Data entries:
########################################
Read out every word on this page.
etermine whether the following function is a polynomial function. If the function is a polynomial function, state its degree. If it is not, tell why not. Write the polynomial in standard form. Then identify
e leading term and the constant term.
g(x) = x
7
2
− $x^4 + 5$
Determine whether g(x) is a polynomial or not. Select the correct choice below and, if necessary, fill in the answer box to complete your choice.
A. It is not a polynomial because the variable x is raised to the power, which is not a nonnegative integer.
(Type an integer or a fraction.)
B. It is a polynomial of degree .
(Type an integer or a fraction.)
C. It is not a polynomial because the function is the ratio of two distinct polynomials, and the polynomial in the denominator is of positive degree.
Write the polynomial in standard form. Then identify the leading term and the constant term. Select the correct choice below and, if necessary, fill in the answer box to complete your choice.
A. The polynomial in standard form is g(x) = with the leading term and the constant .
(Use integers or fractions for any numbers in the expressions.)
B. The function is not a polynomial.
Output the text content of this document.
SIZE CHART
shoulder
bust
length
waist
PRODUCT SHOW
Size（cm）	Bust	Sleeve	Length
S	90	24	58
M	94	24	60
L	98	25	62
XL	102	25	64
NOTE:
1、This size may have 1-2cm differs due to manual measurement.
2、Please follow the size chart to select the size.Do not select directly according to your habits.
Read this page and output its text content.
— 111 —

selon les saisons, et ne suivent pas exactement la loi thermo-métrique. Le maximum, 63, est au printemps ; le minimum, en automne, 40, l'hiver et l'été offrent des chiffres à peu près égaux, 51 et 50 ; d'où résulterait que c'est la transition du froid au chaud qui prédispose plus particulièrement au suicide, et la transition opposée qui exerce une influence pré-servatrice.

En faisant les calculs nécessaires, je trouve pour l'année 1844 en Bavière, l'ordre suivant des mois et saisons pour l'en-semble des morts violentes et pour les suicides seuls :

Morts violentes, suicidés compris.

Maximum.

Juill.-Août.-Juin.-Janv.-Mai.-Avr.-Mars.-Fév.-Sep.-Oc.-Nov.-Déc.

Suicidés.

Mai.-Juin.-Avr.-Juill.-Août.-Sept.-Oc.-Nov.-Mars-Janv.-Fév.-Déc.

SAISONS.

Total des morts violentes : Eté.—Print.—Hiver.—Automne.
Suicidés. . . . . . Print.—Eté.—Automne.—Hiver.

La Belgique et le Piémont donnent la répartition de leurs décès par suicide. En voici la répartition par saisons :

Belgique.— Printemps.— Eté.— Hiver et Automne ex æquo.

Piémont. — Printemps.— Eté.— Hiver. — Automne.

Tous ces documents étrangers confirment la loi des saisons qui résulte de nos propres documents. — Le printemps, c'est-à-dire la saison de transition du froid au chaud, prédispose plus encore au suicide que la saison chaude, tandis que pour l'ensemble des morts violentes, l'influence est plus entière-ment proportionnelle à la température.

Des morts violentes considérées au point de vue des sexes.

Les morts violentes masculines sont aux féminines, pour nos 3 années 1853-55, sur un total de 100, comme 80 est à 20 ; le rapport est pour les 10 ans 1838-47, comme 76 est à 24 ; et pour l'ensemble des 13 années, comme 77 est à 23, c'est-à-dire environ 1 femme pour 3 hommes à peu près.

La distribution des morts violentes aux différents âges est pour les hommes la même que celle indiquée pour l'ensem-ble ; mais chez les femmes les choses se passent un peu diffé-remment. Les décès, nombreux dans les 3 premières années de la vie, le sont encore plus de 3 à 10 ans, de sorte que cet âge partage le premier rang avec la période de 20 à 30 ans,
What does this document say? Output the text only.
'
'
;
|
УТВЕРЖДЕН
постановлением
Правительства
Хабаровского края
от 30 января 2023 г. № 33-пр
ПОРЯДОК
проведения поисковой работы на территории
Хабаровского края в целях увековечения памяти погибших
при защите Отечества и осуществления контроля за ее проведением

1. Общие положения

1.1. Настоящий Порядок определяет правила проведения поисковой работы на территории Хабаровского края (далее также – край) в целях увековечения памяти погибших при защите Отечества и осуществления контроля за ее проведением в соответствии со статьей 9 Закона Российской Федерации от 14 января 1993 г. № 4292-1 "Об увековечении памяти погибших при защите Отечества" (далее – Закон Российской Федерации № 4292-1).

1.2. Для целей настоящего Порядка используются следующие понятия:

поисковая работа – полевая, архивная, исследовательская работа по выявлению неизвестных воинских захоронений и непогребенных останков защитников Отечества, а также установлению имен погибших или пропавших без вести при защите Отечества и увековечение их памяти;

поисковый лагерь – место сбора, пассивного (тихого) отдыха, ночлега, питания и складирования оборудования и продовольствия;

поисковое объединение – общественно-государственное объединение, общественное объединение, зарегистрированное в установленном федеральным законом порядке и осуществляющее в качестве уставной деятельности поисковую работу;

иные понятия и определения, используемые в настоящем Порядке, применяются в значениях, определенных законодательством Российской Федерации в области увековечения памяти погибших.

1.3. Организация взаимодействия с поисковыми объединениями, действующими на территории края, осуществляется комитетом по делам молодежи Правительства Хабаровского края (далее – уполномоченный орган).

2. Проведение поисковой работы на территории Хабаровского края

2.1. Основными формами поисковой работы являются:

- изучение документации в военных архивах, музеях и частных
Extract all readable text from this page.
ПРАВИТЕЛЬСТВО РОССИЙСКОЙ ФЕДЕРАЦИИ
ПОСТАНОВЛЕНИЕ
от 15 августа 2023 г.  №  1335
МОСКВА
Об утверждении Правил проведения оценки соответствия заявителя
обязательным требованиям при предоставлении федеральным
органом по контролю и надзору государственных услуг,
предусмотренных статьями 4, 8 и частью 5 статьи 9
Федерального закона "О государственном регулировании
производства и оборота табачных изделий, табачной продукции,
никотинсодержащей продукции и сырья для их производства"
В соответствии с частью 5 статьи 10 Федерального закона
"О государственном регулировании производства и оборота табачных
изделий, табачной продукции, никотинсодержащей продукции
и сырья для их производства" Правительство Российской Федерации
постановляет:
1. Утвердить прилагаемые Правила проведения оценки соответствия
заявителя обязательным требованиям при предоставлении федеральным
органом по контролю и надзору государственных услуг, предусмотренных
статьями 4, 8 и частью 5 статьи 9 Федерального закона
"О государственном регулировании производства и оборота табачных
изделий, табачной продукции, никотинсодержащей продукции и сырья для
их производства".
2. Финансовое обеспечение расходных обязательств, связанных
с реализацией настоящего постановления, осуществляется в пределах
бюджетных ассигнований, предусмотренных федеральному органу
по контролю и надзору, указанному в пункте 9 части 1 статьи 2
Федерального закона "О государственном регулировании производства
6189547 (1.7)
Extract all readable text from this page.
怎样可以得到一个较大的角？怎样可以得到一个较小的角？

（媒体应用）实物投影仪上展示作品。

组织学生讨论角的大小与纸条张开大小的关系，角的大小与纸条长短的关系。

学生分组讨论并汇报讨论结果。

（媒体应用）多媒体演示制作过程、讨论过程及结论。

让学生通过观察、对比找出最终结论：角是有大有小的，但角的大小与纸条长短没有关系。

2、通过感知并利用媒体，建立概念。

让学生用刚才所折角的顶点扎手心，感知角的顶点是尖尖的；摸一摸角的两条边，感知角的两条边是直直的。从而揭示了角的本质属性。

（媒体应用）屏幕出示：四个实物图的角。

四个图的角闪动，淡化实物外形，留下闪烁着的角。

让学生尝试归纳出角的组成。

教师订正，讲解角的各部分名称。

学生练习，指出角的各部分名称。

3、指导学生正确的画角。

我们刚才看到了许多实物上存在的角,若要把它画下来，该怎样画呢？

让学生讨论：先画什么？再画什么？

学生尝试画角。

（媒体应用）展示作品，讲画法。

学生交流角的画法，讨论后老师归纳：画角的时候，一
########################################
YOUR TASK: Look through the material above and work out how many of its lines contain "предусмотренных". State the number only.

ANSWER TO THE PROBLEM: 3